Directions for this task:
According to the excerpt's opening note, what is $(-1)^na_n$ equal to?

Note that $(-1)^na_n=x_1\dots x_n$.

Let $$P_0=\prod_{\substack{\mu_1,\dots,\mu_n\in{\pm1}\\mu_1\dots\mu_n=1}}(x-(\mu_1\sqrt{x_1}+\dots+\mu_n\sqrt{x_n}))
P_1=\prod_{\substack{\mu_1,\dots,\mu_n\in{\pm1}\\mu_1\dots\mu_n=-1}}(x-(\mu_1\sqrt{x_1}+\dots+\mu_n\sqrt{x_n}))$$ Let $$P_0=f_n(x)-\sqrt{x_1\dots x_n}g_n(x)

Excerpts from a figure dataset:
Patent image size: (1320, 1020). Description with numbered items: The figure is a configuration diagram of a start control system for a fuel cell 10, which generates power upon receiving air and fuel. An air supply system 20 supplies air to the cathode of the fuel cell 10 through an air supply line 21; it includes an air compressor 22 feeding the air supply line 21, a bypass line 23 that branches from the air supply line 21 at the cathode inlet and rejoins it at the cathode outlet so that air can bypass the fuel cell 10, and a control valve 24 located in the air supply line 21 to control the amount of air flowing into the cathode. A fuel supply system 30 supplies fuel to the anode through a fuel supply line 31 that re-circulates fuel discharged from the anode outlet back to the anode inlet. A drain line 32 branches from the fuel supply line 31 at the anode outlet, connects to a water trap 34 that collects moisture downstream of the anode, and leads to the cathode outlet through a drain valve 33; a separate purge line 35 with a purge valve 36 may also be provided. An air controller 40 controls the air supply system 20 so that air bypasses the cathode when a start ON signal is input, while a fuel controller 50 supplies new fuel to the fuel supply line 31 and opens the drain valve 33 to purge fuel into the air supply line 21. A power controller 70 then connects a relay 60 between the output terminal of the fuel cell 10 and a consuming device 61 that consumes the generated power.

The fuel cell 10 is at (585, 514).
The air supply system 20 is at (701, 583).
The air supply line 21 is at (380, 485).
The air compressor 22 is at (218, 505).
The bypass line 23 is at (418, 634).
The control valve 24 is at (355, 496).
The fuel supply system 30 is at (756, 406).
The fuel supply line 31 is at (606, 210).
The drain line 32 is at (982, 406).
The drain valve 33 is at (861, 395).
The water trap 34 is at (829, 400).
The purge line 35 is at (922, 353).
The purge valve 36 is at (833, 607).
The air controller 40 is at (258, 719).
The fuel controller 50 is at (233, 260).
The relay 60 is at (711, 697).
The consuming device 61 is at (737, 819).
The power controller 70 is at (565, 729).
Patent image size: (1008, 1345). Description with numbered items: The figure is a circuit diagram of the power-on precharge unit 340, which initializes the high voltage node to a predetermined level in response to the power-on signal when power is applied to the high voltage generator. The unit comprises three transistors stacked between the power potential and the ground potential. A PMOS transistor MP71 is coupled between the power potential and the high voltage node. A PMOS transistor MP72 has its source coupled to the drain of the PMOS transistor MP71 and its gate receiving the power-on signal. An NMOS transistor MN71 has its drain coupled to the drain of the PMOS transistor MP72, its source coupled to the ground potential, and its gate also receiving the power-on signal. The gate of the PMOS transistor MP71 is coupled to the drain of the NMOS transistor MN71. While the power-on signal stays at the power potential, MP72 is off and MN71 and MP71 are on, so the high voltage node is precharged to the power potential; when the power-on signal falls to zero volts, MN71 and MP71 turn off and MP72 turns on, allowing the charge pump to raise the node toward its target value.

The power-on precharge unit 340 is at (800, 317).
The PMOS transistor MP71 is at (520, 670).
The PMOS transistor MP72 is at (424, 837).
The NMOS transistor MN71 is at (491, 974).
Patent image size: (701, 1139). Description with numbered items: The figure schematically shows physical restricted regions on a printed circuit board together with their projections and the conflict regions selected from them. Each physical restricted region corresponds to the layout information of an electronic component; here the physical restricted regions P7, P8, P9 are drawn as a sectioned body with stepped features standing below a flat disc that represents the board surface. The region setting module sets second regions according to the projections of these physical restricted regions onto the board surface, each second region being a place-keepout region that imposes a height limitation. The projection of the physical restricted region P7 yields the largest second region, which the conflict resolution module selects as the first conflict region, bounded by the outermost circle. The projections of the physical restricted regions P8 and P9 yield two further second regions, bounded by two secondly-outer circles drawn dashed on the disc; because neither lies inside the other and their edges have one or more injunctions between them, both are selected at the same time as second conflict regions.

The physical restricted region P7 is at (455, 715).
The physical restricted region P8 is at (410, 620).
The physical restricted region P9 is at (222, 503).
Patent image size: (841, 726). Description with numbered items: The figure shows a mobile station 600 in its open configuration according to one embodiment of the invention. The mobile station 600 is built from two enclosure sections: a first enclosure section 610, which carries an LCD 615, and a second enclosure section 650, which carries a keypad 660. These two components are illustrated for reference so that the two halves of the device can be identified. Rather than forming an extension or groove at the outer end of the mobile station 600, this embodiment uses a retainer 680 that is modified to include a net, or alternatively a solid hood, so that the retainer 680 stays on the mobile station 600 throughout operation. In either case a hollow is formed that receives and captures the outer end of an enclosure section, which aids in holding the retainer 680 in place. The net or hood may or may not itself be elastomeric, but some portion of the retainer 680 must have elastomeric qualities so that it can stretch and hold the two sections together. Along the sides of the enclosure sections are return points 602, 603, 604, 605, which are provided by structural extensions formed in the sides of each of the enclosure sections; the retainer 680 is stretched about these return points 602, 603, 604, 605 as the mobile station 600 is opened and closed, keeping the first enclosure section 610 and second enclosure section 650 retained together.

Exercise result:
$x_1\dots x_n$